A exigência do público também evoluiu diante da diversificação das marcas e ofertas, tornando a
fidelização dos clientes algo efêmero.

Além disso, é cada vez mais difícil atingir o público-alvo pelos veículos tradicionais, em virtude da
constante mudança de costumes da sociedade como um todo. O consumidor de baixa renda é o
único que ainda é certamente impactado por investimentos na televisão aberta, mas, mesmo
assim, ainda pode ser mais eficiente customizar a informação para cada nicho de mercado.

Verônica Feder Mayer, professora de pós-graduação de marketing no Ibmec, trabalhava na


extinta Mesbla, quando ainda não havia a profissionalização do varejo. A Triumph, marca de
lingerie, fazia o controle do seu próprio estoque, já que a loja era muito desorganizada e não
tomava para si essa função. Isso já consistia uma iniciativa de trade marketing, sem muita
complexidade, já que era uma forma de melhorar o desempenho da marca no varejo. No entanto,
essa relação não era equilibrada. A empresa impunha seus interesses diante da falta de
conhecimento da loja.

Hoje, o varejo participa ativamente das negociações. Segundo Verônica, o poder migrou de mãos
e é a indústria que sofre imposições, como a cobrança de taxas de desembarque. "É cada vez
mais caro distribuir para as grandes redes, que são fundamentais para muitas marcas. O varejo
está muito truculento", critica a professora.
Mídia digital é a próxima ferramenta

A mídia digital, implementada através da disponibilização de televisões de plasma nos pontos-de-


venda, já é comum em países do exterior. Segundo Christopher Montenegro, sócio-diretor da
POPMarketing, agência especializada em ações no ponto-de-venda, essa prática só não se
popularizou no Brasil em função dos altos custos dos equipamentos e infra-estrutura necessárias
para a utilização dessa ferramenta.

"A tendência é o progressivo barateamento da tecnologia e a conseqüente adesão das empresas a


esse novo instrumento", garante Montenegro. Segundo o sócio-diretor da POPMarketing, o Ponto
Frio já realizou alguns projetos de uso das televisões para divulgação de seus fornecedores, mas
os resultados ainda são incipientes.

> [LISTAGEM DE DADOS]
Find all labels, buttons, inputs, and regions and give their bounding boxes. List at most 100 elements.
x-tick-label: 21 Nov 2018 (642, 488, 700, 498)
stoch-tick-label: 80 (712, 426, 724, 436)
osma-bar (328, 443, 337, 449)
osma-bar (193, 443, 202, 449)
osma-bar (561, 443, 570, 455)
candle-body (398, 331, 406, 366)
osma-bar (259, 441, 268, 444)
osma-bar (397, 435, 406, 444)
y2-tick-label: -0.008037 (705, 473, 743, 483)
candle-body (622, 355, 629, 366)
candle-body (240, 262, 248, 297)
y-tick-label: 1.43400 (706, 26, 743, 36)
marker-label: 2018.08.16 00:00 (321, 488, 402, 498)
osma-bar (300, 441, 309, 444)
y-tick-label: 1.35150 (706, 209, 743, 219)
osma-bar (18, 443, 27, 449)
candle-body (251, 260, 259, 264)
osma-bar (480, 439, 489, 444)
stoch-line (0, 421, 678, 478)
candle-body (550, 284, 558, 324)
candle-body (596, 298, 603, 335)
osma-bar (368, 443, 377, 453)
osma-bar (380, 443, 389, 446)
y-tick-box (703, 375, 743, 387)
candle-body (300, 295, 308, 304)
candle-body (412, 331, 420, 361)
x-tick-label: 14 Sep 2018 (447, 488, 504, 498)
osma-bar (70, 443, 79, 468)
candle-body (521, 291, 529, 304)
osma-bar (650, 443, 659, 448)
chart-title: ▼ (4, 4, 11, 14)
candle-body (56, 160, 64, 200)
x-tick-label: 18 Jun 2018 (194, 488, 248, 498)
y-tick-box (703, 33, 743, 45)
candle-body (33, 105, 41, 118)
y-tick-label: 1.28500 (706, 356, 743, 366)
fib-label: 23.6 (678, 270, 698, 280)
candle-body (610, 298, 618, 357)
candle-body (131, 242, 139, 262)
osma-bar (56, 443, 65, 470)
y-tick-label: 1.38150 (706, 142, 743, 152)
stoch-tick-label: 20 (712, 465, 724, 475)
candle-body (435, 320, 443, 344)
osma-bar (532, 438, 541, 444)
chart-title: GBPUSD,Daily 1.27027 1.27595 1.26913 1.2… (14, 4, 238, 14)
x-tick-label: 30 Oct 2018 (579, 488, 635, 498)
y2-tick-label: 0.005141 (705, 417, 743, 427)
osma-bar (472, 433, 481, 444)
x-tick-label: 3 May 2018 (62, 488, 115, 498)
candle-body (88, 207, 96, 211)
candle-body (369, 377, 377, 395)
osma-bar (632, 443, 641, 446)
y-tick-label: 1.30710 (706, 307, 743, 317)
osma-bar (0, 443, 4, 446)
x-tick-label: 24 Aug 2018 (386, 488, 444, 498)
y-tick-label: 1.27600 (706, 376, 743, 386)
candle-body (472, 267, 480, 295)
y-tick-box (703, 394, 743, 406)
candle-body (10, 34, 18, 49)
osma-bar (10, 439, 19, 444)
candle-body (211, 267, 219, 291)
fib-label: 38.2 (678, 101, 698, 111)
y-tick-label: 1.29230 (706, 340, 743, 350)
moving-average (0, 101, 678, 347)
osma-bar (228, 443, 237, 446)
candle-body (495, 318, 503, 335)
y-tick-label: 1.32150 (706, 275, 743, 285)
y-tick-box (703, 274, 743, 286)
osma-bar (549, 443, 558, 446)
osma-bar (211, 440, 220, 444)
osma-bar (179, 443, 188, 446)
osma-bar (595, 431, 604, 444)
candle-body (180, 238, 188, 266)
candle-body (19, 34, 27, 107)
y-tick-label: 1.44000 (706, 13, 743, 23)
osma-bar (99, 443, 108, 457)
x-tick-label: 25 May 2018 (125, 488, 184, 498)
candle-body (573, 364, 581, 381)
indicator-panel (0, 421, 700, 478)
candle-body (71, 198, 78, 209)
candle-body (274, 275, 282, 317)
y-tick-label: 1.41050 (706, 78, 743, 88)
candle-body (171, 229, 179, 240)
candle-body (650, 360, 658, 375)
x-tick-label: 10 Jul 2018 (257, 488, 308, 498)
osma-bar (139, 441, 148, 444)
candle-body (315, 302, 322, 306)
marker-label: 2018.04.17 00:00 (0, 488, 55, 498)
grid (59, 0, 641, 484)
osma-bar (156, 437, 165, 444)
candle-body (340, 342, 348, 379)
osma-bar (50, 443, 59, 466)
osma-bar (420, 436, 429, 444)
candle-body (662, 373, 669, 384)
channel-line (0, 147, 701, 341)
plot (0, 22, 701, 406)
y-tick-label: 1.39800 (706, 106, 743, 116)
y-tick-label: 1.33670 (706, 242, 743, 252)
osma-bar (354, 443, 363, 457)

> [QUESTÕES]
1) Reproduza o trecho do texto sobre trade marketing que começa em "extinta Mesbla, quando" e termina após "conhecimento da loja.", alterando "loja" para "rede varejista".
2) Dê prosseguimento ao texto sobre trade marketing a partir da última frase apresentada.

> [RESPOSTAS POR TAREFA]
1)
extinta Mesbla, quando ainda não havia a profissionalização do varejo. A Triumph, marca de
lingerie, fazia o controle do seu próprio estoque, já que a rede varejista era muito desorganizada e não
tomava para si essa função. Isso já consistia uma iniciativa de trade marketing, sem muita
complexidade, já que era uma forma de melhorar o desempenho da marca no varejo. No entanto,
essa relação não era equilibrada. A empresa impunha seus interesses diante da falta de
conhecimento da rede varejista.

2)
A utilização desses aparelhos alavanca as vendas em lojas do exterior e ajuda a indústria na


construção da marca. Pesquisa da Arbitron constatou que um em cada três consumidores dos
Estados Unidos fez uma compra por impulso porque assistiu a um vídeo. Nesse país, a receita
com mídia digital foi de US$ 103 milhões em 2004. Com previsão de crescimento de 67% ao ano,
deve movimentar US$ 3,7 bilhões em 2011. A rede Wal-Mart, por exemplo, tem 125 mil pontos
de mídia digital distribuídos por 3 mil lojas e sua TV interna já é a quinta em audiência dos
Estados Unidos, gerando uma receita milionária.

Assuntos com esse foram debatidos no 1º Seminário de Trade Marketing realizado, na semana
passada, pela POPMarketing, em São Paulo. Cerca de 50 representantes de empresas, como LG,
Masterfood, Souza Cruz, Kraft, Interfood, Schincariol, DPZ e da Popai (associação mundial de
publicidade no ponto-de-venda), compareceram ao evento. O foco principal foi o merchandising,
mas as discussões não se restringiram a esse tema.

Segundo Montenegro, o mercado não tem organizado palestras bem estruturadas sobre trade
marketing e a proposta do seminário era suprir essa carência. "O seminário foi muito importante
para o alinhamento das questões de trade marketing e mostrou sua importância no planejamento
estratégico das empresas e ações de marketing de suas marcas", avaliou.

A importância de se conhecer o público-alvo através de investimento em pesquisa e o futuro do


trade com a chegada das mídias digitais ao Brasil foram temas amplamente debatidos no evento.
Os palestrantes mostraram cases de aplicações desse tipo de estratégia no mercado e enfatizaram
a importância de se impactar tanto o grande, quanto o pequeno varejo.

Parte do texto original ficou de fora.